**Given instruction**
Copy all of the material below exactly.

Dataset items
####################
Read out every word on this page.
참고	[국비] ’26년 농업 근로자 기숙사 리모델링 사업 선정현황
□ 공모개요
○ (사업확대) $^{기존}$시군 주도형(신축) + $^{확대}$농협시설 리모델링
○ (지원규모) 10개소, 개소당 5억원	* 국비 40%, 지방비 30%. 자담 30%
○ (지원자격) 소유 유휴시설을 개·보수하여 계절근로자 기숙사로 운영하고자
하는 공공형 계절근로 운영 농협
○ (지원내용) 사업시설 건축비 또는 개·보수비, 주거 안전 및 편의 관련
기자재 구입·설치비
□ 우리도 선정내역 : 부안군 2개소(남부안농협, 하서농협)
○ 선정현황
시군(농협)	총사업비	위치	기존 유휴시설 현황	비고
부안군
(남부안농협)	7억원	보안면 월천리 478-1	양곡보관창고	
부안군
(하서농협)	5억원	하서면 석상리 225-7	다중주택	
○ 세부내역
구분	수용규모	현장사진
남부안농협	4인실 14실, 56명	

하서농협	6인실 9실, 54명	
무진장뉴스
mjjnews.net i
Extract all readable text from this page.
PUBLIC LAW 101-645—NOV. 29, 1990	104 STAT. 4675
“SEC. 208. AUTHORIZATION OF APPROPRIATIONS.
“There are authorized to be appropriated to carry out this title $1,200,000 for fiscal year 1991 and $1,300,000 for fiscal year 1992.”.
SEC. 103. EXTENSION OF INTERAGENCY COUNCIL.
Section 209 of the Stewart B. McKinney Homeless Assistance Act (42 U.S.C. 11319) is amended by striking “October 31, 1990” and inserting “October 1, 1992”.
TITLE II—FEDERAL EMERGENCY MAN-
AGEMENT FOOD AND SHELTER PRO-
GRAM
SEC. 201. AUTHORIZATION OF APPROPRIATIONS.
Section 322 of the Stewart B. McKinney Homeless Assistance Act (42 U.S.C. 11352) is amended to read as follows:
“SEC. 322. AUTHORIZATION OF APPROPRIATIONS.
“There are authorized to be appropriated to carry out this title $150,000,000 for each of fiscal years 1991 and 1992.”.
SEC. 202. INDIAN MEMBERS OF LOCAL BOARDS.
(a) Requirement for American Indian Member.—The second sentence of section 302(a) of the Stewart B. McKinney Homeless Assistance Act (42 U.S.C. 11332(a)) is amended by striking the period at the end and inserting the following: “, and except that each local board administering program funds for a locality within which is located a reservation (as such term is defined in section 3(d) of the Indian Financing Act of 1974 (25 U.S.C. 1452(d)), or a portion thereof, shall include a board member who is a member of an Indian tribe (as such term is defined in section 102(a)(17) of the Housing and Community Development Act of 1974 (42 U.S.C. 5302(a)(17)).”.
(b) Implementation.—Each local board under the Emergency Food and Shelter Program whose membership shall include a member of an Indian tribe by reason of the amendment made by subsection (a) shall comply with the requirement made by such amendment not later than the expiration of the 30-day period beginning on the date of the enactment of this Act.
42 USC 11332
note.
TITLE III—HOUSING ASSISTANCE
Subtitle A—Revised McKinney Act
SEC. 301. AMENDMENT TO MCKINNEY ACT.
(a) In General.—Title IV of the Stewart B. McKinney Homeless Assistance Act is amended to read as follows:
####################
**Response for this exercise**
Read out every word on this page.
참고	[국비] ’26년 농업 근로자 기숙사 리모델링 사업 선정현황
□ 공모개요
○ (사업확대) $^{기존}$시군 주도형(신축) + $^{확대}$농협시설 리모델링
○ (지원규모) 10개소, 개소당 5억원	* 국비 40%, 지방비 30%. 자담 30%
○ (지원자격) 소유 유휴시설을 개·보수하여 계절근로자 기숙사로 운영하고자
하는 공공형 계절근로 운영 농협
○ (지원내용) 사업시설 건축비 또는 개·보수비, 주거 안전 및 편의 관련
기자재 구입·설치비
□ 우리도 선정내역 : 부안군 2개소(남부안농협, 하서농협)
○ 선정현황
시군(농협)	총사업비	위치	기존 유휴시설 현황	비고
부안군
(남부안농협)	7억원	보안면 월천리 478-1	양곡보관창고	
부안군
(하서농협)	5억원	하서면 석상리 225-7	다중주택	
○ 세부내역
구분	수용규모	현장사진
남부안농협	4인실 14실, 56명	

하서농협	6인실 9실, 54명	
무진장뉴스
mjjnews.net i
Extract all readable text from this page.
PUBLIC LAW 101-645—NOV. 29, 1990	104 STAT. 4675
“SEC. 208. AUTHORIZATION OF APPROPRIATIONS.
“There are authorized to be appropriated to carry out this title $1,200,000 for fiscal year 1991 and $1,300,000 for fiscal year 1992.”.
SEC. 103. EXTENSION OF INTERAGENCY COUNCIL.
Section 209 of the Stewart B. McKinney Homeless Assistance Act (42 U.S.C. 11319) is amended by striking “October 31, 1990” and inserting “October 1, 1992”.
TITLE II—FEDERAL EMERGENCY MAN-
AGEMENT FOOD AND SHELTER PRO-
GRAM
SEC. 201. AUTHORIZATION OF APPROPRIATIONS.
Section 322 of the Stewart B. McKinney Homeless Assistance Act (42 U.S.C. 11352) is amended to read as follows:
“SEC. 322. AUTHORIZATION OF APPROPRIATIONS.
“There are authorized to be appropriated to carry out this title $150,000,000 for each of fiscal years 1991 and 1992.”.
SEC. 202. INDIAN MEMBERS OF LOCAL BOARDS.
(a) Requirement for American Indian Member.—The second sentence of section 302(a) of the Stewart B. McKinney Homeless Assistance Act (42 U.S.C. 11332(a)) is amended by striking the period at the end and inserting the following: “, and except that each local board administering program funds for a locality within which is located a reservation (as such term is defined in section 3(d) of the Indian Financing Act of 1974 (25 U.S.C. 1452(d)), or a portion thereof, shall include a board member who is a member of an Indian tribe (as such term is defined in section 102(a)(17) of the Housing and Community Development Act of 1974 (42 U.S.C. 5302(a)(17)).”.
(b) Implementation.—Each local board under the Emergency Food and Shelter Program whose membership shall include a member of an Indian tribe by reason of the amendment made by subsection (a) shall comply with the requirement made by such amendment not later than the expiration of the 30-day period beginning on the date of the enactment of this Act.
42 USC 11332
note.
TITLE III—HOUSING ASSISTANCE
Subtitle A—Revised McKinney Act
SEC. 301. AMENDMENT TO MCKINNEY ACT.
(a) In General.—Title IV of the Stewart B. McKinney Homeless Assistance Act is amended to read as follows:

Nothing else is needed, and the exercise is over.